Page text:
╭──
Here, the file is compressed:

  > lsattr foo
  --c---- 16 lzrw3a  foo

We try to uncompress it.  The 'c' flag is cleared, but the cluster size
is still there.  This means that the file still holds some compressed
clusters:

  > chattr -c foo
  > lsattr foo
  ------- 16 lzrw3a  foo

In the next example, the cluster size is no more displayed after the
file is uncompressed.  The uncompression has succeeded:

  > lsattr foo
  --c---- 16 -       foo
  > chattr -c foo
  > lsattr foo
  -------  - -       foo

   2.5  Is it possible to compress a swap file ?
   ---------------------------------------------

It is possible to do a 'chattr +c' over an active swapfile, but it will do
nothing, and moreover I don't recommend to do that.  The reason is that
compression occurs only when the inode is put (see question 2.1).  This
is just a guess, but it seems to me that a swap file will be opened
when swap is enabled and put when swap is disabled.  The compression
will thus only occur when the swap file is not used anymore, which is
certainly not what you want.

It is certainly possible to make compression occur when the file is
accessed, and not only when it is closed.  But remember that e2compr
works by freeing blocks.  When you create a swap file, the first thing
to do is to allocate the blocks (using dd if=/dev/zero for instance)
so that the kernel will be sure to find these blocks when it will need
them.  Allowing e2compr to free some blocks in a swap file could be
dangerous because the kernel could eventually need to reallocate some
blocks when swapping.  The question is of course: what if the device
is full ?

   2.7  It seems to me that files will be fragmented a lot.
   --------------------------------------------------------

Then you are right ...  Instead of freeing unneeded blocks, we could
free the complete cluster and then reallocate the really needed
blocks.  Preliminary tests showed me it does not improve the speed if
the machine is not highly loaded, but it would certainly if it were.
It also certainly depends on the speed of your disk.

If this is a problem, you can use e2compress to compress your files
instead of chattr.  This will of course be useful if the file is used
only in read mode, but even if it is sometimes written it will
probably reduce the fragmentation.

Please, DON'T USE A DEFRAGMENTER unless you're prepared to lose your
data (see question 1.2).

   2.7  Can I make a compressed boot/root floppy ?
╰──
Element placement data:
╭──
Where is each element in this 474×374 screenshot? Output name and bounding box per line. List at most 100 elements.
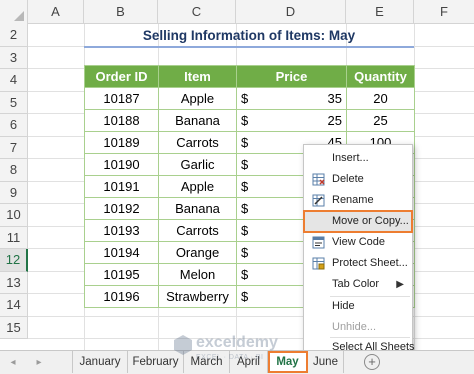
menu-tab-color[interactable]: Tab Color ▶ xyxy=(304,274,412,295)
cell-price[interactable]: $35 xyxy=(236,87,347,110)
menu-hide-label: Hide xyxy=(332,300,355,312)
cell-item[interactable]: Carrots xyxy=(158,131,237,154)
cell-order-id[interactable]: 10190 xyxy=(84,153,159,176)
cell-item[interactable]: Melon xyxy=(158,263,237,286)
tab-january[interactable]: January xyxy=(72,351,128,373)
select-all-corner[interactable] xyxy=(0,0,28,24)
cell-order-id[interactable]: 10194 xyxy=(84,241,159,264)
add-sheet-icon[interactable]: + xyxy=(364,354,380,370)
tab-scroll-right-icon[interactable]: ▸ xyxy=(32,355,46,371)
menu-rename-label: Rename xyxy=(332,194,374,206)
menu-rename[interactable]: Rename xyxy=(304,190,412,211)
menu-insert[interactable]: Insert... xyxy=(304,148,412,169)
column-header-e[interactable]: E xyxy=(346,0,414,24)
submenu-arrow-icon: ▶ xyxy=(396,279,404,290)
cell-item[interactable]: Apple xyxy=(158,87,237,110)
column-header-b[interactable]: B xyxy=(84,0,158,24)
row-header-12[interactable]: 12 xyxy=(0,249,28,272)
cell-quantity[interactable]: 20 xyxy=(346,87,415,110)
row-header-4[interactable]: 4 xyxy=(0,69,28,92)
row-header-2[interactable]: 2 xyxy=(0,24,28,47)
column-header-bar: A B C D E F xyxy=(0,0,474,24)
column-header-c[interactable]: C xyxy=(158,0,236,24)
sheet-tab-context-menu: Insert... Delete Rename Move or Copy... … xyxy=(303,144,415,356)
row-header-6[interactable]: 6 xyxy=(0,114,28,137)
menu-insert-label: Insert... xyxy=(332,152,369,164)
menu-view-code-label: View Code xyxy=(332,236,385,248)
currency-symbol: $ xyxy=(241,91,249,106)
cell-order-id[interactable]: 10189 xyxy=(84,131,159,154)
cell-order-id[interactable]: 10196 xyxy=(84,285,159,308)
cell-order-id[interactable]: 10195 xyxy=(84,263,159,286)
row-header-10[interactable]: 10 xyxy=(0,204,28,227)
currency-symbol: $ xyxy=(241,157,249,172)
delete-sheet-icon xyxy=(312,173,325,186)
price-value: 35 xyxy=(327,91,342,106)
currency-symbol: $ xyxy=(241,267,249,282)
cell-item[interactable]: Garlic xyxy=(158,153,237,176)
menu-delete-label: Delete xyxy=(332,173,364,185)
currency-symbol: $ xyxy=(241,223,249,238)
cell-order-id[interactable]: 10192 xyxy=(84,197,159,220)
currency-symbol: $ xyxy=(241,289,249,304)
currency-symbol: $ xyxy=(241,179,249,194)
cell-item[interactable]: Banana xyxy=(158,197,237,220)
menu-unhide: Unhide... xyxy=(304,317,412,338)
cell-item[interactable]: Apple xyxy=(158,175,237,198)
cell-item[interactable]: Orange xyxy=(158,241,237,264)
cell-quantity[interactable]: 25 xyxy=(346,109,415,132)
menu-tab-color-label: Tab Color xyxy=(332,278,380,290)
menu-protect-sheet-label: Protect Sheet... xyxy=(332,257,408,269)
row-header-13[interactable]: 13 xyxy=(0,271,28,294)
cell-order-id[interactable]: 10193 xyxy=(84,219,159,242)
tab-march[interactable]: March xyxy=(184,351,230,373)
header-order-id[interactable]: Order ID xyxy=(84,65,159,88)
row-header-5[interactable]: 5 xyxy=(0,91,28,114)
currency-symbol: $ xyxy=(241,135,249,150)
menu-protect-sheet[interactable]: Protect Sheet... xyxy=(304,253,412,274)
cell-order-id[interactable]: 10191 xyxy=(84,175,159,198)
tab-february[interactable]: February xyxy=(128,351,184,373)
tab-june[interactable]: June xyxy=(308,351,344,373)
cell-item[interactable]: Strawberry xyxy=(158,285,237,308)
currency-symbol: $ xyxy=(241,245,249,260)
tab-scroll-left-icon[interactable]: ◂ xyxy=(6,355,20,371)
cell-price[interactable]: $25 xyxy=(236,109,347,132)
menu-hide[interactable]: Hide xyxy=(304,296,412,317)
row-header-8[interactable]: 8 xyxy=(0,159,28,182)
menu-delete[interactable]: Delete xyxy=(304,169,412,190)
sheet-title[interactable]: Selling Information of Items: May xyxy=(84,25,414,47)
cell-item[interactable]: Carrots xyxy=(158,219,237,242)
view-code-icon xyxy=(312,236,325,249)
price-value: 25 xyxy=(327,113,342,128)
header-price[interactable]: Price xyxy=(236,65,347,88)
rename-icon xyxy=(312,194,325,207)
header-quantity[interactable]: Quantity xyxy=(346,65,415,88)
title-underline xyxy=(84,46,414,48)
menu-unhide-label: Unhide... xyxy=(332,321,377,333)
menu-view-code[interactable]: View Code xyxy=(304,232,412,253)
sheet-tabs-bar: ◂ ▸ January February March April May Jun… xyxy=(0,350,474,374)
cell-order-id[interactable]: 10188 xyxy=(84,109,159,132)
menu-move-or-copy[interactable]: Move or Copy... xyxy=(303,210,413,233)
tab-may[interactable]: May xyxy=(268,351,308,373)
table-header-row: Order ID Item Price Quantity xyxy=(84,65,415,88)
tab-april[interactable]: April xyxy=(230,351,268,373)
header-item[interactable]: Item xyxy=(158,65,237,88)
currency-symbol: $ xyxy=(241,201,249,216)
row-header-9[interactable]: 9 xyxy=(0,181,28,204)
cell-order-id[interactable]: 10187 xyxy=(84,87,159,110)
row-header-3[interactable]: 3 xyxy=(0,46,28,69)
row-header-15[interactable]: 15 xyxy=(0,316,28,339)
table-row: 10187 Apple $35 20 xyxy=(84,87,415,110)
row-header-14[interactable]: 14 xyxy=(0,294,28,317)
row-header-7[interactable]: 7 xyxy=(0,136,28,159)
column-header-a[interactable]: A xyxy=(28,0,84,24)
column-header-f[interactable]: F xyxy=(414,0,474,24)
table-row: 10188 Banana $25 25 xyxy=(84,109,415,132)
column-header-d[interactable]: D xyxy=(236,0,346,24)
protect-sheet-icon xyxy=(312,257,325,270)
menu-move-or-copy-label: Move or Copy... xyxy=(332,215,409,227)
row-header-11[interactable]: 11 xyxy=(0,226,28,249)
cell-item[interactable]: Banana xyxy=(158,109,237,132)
╰──
What is expected: List every numbered section heading in the e2compr text, with its number.

Solved exercise:
- 2.5 Is it possible to compress a swap file ?
- 2.7 It seems to me that files will be fragmented a lot.
- 2.7 Can I make a compressed boot/root floppy ?